(Items from a figure collection)
◆ ◆ ◆
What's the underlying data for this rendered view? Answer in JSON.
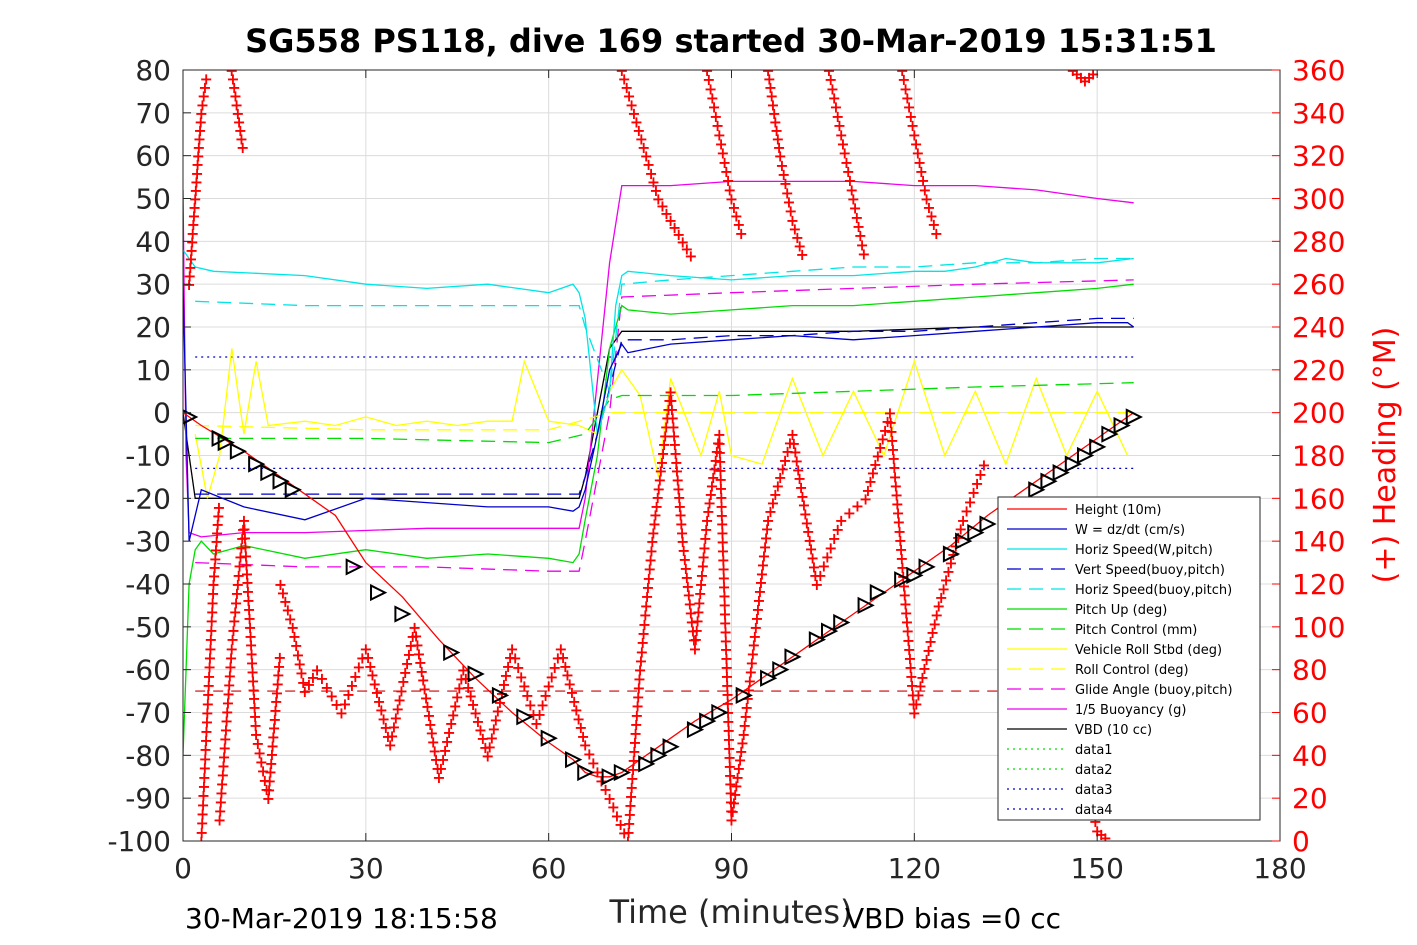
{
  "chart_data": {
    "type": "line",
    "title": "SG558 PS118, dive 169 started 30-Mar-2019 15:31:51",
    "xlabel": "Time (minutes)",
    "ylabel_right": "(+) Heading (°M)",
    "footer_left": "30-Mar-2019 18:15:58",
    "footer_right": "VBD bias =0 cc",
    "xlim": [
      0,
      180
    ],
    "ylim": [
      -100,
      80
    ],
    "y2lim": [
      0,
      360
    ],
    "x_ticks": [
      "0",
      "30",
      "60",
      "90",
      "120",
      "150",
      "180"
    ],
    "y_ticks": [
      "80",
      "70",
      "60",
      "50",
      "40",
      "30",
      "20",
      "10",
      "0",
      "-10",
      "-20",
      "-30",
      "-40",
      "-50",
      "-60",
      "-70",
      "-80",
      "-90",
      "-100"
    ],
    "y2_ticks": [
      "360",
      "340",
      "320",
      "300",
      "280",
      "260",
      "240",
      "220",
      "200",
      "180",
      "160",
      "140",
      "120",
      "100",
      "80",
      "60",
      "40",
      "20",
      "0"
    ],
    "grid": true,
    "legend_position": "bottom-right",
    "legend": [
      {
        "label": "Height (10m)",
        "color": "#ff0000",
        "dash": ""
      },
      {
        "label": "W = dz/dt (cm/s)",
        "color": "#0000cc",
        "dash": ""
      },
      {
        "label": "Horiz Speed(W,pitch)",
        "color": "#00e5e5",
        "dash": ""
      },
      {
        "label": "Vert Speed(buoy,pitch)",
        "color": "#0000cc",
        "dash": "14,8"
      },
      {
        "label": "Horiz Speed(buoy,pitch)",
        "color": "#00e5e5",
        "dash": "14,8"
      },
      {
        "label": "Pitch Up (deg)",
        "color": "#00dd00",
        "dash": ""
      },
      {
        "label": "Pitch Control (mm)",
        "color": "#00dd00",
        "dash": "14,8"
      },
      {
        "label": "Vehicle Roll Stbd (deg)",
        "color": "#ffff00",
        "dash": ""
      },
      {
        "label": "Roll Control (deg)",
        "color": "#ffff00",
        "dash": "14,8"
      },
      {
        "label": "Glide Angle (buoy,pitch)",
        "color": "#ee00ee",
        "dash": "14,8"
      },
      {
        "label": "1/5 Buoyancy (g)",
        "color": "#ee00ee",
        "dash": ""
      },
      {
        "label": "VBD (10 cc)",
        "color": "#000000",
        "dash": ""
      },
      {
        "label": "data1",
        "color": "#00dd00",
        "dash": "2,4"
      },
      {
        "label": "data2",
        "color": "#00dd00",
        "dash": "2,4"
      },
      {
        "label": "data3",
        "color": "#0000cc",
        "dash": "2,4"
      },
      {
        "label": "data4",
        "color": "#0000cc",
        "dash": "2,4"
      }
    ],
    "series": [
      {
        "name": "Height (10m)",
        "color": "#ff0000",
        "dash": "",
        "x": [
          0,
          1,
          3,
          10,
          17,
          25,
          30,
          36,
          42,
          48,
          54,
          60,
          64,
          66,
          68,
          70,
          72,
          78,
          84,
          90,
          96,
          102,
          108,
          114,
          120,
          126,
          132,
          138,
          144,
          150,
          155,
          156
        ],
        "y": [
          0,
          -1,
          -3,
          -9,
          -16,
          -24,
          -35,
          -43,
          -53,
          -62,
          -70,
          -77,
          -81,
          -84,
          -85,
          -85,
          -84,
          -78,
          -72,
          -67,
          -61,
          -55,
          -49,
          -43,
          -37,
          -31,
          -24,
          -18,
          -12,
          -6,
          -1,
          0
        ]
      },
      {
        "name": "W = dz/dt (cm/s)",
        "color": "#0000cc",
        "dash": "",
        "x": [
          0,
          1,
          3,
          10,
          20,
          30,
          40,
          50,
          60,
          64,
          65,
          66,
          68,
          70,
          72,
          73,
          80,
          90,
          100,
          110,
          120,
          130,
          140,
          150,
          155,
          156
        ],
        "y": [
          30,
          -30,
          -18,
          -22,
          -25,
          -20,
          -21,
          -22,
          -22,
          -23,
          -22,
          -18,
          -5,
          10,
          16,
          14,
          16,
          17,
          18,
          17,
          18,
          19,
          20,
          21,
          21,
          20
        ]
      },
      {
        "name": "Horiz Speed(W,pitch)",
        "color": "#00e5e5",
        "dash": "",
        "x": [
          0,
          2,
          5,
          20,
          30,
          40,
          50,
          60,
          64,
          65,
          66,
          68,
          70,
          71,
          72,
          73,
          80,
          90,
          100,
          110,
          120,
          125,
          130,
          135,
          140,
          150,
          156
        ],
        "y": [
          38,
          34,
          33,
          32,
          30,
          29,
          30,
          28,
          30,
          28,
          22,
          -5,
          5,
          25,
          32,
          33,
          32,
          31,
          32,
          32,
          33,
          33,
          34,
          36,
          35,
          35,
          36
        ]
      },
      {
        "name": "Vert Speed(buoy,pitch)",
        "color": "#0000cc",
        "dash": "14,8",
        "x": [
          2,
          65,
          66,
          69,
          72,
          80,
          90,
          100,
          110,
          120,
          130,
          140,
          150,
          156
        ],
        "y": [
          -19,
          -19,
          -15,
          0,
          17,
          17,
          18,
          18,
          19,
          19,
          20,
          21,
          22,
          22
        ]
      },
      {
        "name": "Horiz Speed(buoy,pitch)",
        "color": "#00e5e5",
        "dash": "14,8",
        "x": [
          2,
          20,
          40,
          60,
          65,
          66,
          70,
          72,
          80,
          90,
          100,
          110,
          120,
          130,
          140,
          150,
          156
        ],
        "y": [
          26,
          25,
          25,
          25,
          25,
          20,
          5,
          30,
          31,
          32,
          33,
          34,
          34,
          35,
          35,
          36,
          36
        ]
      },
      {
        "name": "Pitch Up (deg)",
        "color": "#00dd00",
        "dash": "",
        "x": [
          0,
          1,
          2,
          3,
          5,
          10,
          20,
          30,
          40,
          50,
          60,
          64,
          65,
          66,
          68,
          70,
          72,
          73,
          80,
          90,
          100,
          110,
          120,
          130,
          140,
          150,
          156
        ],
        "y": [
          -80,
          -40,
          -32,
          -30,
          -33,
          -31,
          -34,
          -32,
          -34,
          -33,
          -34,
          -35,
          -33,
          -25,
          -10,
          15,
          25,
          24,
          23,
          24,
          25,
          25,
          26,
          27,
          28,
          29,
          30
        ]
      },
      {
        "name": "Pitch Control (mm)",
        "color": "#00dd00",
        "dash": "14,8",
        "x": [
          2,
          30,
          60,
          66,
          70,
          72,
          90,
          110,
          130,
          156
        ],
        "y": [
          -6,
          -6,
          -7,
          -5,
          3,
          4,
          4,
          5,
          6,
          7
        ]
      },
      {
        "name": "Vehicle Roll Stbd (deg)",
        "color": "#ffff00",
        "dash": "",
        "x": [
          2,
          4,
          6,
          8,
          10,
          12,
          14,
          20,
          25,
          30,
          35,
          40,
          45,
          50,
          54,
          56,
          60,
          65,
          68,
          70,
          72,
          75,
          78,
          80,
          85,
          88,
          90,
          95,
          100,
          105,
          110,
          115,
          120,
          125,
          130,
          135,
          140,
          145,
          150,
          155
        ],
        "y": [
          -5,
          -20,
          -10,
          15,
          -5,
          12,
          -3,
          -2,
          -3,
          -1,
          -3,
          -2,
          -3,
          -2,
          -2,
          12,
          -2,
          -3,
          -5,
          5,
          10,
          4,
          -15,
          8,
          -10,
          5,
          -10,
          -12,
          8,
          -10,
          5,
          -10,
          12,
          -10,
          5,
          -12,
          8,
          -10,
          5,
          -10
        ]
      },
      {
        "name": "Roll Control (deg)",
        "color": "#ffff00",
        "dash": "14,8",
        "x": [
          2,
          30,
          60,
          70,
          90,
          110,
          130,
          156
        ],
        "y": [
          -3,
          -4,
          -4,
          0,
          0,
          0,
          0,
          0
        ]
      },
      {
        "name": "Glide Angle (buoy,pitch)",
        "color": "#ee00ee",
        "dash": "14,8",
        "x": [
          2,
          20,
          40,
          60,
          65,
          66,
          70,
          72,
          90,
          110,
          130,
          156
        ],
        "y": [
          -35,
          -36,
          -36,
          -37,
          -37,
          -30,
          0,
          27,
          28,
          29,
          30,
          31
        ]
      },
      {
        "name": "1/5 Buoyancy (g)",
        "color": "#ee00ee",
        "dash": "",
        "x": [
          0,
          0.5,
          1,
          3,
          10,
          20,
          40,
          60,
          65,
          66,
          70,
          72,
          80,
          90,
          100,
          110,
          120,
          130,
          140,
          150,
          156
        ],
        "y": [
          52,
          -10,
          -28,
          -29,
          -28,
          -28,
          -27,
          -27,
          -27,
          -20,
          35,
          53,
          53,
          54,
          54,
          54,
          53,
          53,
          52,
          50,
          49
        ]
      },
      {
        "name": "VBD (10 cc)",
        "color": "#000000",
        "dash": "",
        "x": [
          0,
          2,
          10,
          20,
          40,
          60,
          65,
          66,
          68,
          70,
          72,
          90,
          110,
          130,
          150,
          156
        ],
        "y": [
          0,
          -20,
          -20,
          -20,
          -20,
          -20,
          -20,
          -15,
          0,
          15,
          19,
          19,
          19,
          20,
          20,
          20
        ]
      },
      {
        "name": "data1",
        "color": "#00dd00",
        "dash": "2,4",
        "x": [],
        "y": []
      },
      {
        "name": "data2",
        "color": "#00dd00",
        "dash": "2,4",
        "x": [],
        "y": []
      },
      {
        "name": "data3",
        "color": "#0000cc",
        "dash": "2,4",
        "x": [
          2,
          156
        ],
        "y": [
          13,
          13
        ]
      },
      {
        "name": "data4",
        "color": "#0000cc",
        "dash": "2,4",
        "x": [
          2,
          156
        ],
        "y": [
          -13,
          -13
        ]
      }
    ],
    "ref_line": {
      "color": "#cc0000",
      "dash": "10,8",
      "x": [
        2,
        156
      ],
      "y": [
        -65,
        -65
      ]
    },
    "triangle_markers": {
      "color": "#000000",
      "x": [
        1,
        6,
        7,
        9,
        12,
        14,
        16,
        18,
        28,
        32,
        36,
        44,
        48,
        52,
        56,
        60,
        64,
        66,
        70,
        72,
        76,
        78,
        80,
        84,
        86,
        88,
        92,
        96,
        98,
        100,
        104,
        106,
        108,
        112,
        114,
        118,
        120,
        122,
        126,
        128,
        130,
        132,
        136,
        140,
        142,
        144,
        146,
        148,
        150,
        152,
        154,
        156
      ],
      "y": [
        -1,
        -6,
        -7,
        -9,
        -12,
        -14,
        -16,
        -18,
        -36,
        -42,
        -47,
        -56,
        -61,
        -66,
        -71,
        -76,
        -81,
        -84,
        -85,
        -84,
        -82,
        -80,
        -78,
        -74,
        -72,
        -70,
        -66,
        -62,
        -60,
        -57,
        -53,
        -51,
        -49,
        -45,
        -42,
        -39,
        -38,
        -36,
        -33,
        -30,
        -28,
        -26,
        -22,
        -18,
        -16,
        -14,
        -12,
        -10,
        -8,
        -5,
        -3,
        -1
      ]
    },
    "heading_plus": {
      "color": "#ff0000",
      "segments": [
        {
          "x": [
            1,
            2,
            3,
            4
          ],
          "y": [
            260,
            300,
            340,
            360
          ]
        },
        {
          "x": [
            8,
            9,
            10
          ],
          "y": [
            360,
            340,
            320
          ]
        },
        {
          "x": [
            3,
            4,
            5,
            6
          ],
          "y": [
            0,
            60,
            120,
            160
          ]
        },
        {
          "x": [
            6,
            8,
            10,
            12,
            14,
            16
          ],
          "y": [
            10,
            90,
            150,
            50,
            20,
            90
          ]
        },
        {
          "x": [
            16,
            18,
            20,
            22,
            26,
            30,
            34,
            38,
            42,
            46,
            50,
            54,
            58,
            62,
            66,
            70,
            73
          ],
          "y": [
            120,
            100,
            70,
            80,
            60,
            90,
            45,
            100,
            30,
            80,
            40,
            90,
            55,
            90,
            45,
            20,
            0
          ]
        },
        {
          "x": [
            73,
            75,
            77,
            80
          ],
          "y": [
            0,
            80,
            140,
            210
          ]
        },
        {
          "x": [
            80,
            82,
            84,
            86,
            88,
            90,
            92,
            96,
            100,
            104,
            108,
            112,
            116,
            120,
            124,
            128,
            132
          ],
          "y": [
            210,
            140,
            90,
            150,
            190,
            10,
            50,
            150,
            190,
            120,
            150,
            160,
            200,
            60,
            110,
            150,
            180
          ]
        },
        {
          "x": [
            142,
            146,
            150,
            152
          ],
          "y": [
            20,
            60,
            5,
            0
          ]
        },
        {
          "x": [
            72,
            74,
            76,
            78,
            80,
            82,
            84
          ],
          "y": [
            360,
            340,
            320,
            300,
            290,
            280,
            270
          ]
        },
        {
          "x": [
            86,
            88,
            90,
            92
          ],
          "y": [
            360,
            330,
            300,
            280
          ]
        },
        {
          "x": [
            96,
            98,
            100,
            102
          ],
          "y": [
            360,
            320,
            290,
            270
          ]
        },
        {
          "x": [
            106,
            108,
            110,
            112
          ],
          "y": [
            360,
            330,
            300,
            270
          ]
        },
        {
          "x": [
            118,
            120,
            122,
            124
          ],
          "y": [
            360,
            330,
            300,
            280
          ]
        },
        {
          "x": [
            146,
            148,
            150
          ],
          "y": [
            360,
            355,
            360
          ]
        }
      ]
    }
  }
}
◆ ◆ ◆
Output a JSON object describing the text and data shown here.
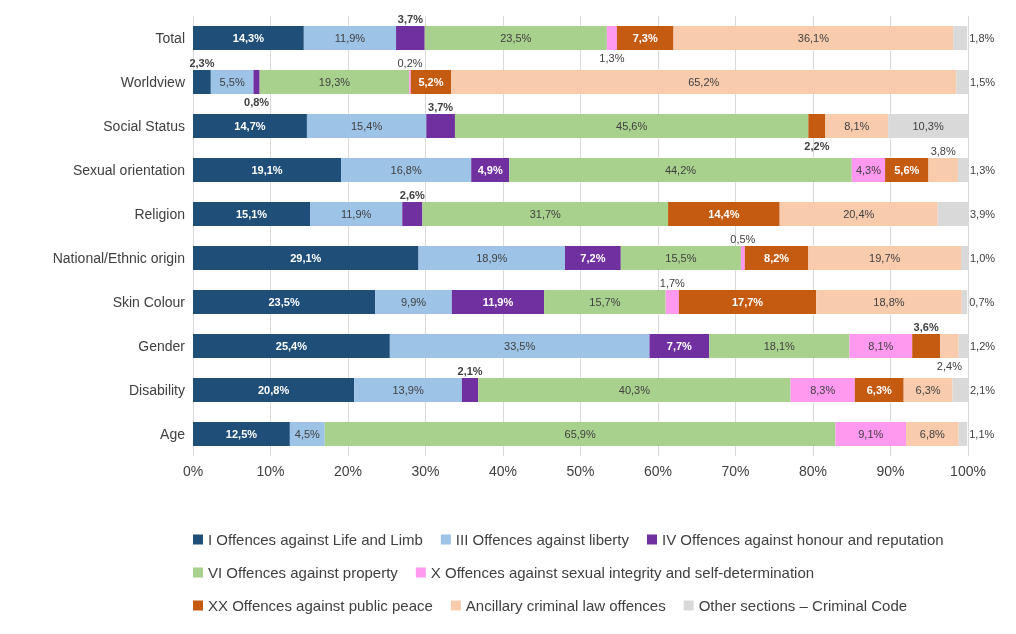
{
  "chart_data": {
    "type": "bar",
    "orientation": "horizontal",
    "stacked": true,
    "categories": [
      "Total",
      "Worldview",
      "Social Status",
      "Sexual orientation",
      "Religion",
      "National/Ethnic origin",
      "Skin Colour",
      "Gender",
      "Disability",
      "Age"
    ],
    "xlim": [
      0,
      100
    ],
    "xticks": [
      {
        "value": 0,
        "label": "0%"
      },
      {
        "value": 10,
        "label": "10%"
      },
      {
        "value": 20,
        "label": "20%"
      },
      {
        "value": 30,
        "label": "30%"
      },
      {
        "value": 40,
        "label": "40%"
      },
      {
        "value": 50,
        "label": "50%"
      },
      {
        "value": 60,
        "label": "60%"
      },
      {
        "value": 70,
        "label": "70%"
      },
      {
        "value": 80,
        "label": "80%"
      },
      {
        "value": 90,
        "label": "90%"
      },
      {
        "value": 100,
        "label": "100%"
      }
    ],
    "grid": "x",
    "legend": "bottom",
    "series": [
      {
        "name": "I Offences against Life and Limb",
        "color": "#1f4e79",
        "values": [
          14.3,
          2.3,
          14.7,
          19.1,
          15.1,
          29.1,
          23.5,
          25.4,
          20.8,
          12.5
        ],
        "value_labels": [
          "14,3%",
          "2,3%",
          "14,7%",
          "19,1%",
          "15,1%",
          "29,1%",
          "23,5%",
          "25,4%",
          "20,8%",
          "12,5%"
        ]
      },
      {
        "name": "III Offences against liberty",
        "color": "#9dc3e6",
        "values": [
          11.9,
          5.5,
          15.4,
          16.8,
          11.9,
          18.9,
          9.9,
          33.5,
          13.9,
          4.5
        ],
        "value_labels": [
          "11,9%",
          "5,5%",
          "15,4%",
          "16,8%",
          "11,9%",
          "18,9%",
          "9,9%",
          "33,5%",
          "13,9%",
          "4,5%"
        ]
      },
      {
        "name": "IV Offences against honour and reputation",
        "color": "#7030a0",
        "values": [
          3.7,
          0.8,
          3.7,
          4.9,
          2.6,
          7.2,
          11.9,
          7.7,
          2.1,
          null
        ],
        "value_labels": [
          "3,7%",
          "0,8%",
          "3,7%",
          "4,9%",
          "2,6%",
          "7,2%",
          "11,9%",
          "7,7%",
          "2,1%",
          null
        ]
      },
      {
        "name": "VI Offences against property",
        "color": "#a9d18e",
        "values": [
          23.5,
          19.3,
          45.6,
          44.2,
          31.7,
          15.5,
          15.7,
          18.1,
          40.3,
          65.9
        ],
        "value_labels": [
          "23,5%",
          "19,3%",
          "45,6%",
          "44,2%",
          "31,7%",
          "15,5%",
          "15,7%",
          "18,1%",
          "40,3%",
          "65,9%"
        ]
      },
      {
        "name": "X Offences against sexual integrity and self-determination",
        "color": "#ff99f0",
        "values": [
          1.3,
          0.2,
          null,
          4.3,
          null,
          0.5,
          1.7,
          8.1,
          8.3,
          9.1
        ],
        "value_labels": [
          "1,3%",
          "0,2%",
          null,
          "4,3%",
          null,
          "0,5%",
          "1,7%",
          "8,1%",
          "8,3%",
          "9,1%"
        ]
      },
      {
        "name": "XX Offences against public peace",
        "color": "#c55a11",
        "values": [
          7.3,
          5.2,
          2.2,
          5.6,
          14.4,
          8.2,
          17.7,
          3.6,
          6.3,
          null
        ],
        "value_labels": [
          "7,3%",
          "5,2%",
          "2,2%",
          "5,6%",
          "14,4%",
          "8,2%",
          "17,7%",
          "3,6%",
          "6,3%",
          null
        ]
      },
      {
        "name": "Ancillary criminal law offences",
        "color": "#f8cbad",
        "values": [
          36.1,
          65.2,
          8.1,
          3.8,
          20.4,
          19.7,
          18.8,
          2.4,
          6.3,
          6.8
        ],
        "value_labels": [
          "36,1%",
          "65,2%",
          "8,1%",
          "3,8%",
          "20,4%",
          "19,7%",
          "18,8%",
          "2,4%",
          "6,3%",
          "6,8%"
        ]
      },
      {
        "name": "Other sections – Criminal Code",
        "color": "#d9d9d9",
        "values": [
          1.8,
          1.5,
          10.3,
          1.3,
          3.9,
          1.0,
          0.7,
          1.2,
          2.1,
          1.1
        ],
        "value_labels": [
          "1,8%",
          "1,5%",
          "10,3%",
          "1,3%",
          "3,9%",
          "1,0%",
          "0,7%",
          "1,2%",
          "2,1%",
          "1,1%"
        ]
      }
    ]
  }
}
◆ ◆ ◆
From the listing above, copy every line that holds the string "Vehicle".

--- ANSWER FOR THIS EXERCISE ---
        "label": "Vehicle Roll Stbd (deg)",
        "name": "Vehicle Roll Stbd (deg)",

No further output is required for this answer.